[Selected excerpt]
To the point: As a non-medical person I can see that there are different roles for different personalities. You don’t have to be loud and moving at Mach 2 in many of them. A quiet personality is appropriate for many things.

You do have to be confident, though. A coworker’s daughter wanted to become a nurse. She excelled in her classwork, but her lack of confidence made her fail her clinicals. But here’s the thing: They teach you what to do. You’ll spend two years to become an RN with an AS degree, and another couple of years if, as my SO did, you get a BSN. (Incidentally, in this area the SO couldn’t find any nursing positions except in convalescent homes with an Associate’s in Nursing. Once she added the Bachelor’s ‘BSN’ after her name, she started getting calls.) You will learn everything you need to know to start nursing, and you’ll continue to learn through experience and continuing education. You will know what you need to do; and you will know you know it, even if you don’t know you know you know. As a new nurse, you’re probably not going to be in a situation that’s over your head. And a lot of knowledge is going to be fresh in your head. When you’ve spent two years or, preferably, four years learning and training, passing the NCLEX, and getting your license, you have every reason to be confident! :slight_smile:

I agree in the general sense, but as far as I know, there is no RN program which “limits” your future educational options, and the profession as a whole views any program as only the first step along a lifetime of mandatory continuing education. I went the AAS route, and now I’m in an RN to BSN program (entirely online; as long as I’m working as a nurse, my work counts as my “clinical experience”) and when I finish with that I can go on to my Master’s and Doctoral programs if I want. And regardless of degrees, we need to do Continuing Education every year to keep our licenses.

I’ll also add, and this is entirely field specific, that while there is a lot of pressure to get your Masters, there’s no need to, at this point in time. In fact, I think the pressure to get a Masters is doing a disservice to the patients and to the profession as a whole. We need experienced nurses at the bedside, actually taking care of the patients. When we pressure all of our nurses to rush into Masterses and then shove them into administration and teaching and research, we end up with new grads and slackers doing the bulk of patient care. There’s something fundamentally wrong with that, in my book. If you want to be “just” a bedside nurse, that’s awesome and wonderful and don’t educate yourself out of hireability just to see a few more letters after your name!

[Extracted entries]

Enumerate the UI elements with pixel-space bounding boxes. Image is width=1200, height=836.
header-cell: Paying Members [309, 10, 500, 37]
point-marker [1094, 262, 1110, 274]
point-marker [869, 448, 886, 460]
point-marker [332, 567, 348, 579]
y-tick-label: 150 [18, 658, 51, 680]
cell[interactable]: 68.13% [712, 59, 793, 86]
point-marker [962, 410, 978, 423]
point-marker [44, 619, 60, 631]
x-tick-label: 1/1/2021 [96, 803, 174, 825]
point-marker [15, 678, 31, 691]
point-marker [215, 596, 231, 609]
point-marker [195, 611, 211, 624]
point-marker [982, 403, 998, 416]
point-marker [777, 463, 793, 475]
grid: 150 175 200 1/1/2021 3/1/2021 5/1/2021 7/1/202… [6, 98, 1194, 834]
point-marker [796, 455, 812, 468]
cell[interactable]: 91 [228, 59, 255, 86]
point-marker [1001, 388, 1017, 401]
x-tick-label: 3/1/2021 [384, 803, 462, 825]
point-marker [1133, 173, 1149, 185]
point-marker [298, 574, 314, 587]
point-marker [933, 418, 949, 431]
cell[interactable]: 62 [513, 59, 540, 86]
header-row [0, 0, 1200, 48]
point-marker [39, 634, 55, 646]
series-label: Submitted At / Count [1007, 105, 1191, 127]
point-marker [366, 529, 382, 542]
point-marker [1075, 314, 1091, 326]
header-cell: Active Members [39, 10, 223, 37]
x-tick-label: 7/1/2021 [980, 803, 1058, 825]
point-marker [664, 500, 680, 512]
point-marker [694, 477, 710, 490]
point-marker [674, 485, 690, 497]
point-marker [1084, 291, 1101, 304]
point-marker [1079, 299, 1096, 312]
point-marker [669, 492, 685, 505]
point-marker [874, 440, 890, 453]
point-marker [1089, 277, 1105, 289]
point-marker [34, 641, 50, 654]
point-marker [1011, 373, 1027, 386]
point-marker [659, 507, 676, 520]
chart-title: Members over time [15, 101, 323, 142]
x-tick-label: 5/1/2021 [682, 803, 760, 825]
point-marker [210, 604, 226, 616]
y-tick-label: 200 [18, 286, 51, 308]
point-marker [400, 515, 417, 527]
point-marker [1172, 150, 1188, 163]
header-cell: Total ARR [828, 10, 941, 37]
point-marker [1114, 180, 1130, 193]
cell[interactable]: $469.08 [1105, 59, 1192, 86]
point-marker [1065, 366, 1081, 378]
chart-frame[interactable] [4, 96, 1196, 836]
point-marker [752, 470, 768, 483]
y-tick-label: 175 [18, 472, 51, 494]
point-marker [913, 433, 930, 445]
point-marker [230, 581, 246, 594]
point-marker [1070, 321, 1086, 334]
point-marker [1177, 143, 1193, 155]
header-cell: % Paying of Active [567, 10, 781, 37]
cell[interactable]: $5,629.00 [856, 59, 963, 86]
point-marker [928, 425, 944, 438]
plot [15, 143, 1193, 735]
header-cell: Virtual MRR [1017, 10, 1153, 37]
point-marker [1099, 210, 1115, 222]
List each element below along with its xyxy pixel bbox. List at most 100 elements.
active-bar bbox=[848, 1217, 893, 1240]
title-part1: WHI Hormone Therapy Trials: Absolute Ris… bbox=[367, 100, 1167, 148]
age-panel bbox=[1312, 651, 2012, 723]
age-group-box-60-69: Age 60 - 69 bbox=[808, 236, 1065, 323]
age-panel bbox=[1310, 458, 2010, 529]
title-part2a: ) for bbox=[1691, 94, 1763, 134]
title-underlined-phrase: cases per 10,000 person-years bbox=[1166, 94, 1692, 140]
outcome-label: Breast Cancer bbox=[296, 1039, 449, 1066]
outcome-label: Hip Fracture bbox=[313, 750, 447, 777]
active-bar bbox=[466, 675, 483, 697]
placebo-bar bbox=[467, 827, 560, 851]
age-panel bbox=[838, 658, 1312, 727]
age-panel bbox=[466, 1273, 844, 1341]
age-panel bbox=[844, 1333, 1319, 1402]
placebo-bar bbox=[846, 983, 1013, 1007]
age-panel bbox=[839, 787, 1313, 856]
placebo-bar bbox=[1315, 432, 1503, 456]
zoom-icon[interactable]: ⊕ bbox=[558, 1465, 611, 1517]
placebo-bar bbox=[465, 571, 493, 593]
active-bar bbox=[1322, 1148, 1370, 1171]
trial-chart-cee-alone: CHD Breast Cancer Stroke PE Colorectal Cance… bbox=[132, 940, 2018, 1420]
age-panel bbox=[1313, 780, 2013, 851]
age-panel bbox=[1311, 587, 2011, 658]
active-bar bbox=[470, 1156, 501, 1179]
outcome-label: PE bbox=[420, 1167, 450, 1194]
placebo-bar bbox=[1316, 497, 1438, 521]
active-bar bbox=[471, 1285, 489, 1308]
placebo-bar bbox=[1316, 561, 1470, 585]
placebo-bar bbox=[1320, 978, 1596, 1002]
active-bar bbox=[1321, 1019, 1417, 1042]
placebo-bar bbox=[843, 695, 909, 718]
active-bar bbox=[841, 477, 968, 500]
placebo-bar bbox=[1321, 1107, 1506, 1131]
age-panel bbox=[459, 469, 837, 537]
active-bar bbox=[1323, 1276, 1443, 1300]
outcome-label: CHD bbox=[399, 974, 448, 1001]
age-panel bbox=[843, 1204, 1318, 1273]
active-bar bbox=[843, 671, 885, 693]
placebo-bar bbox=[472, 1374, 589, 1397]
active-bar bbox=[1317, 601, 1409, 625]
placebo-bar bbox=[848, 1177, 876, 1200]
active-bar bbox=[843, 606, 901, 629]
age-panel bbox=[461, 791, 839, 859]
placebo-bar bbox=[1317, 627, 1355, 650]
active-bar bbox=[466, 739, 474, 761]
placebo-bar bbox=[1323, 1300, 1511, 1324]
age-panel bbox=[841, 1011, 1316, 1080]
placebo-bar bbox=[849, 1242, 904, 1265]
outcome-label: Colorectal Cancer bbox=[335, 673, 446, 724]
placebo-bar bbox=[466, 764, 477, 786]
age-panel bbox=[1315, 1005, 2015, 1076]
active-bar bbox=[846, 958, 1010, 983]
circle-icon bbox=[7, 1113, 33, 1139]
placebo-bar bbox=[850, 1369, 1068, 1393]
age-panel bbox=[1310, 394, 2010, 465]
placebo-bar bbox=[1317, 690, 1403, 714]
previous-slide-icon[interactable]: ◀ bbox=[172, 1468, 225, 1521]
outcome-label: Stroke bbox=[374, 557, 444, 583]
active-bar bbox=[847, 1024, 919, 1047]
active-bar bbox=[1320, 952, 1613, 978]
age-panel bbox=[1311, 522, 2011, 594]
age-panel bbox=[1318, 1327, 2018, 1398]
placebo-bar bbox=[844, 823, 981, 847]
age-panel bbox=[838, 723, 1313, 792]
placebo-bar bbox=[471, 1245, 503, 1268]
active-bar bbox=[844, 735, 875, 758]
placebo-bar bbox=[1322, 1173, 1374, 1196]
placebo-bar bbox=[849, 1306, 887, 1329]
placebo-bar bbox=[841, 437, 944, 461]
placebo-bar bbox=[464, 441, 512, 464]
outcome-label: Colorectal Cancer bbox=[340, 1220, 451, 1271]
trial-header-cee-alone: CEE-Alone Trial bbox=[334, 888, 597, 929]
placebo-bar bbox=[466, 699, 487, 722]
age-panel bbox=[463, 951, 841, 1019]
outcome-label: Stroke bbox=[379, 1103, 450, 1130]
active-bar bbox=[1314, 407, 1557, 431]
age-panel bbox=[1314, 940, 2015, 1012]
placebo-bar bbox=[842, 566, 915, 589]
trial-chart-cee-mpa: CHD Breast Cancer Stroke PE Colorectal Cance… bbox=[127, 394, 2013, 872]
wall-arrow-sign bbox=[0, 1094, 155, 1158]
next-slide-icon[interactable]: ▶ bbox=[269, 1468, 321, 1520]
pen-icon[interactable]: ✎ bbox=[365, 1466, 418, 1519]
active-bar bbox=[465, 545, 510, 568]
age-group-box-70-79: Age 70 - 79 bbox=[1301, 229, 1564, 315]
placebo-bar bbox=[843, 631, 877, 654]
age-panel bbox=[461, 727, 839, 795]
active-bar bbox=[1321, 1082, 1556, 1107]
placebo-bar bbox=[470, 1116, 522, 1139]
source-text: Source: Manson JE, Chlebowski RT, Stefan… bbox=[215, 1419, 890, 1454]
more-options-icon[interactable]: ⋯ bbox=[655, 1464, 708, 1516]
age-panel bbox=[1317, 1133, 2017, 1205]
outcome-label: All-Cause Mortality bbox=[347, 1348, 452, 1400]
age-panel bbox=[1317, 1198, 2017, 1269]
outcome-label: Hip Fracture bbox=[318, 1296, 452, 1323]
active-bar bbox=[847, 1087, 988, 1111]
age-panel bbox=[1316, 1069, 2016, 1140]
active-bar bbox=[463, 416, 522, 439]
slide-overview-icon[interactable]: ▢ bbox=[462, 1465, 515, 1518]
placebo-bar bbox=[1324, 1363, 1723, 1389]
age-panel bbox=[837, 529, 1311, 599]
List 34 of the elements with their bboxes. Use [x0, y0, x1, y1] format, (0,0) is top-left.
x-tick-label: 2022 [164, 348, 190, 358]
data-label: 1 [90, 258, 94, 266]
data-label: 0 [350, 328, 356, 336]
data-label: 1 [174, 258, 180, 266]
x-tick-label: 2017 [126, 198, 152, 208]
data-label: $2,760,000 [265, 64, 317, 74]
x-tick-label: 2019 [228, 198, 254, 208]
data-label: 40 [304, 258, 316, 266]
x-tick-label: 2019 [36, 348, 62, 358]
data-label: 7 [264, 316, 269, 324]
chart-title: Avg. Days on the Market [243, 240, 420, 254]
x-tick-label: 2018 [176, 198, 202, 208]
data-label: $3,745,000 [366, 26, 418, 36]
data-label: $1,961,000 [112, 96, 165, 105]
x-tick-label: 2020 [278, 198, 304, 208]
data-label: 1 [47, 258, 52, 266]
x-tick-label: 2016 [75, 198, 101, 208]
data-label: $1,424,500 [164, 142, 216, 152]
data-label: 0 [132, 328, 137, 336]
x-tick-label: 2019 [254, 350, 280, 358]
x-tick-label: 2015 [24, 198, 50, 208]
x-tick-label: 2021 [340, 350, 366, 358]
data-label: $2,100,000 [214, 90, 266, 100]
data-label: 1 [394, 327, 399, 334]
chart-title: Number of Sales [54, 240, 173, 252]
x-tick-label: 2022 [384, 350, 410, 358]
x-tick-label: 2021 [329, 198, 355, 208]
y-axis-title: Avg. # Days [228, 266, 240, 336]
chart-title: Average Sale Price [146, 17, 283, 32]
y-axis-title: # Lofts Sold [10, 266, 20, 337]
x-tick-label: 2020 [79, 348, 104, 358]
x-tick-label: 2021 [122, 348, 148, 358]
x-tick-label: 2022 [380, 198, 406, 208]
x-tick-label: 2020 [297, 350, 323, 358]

[About this exercise]
Answer these questions about the nursing discussion above, one line each:
1. What made the coworker's daughter fail her clinicals?
2. In the online RN to BSN program, what counts as the writer's "clinical experience"?
3. Who ends up doing the bulk of patient care when nurses are pushed into Masters programs and then into administration, teaching and research?

[Solution]
1. Her lack of confidence.
2. The writer's work as a nurse.
3. New grads and slackers.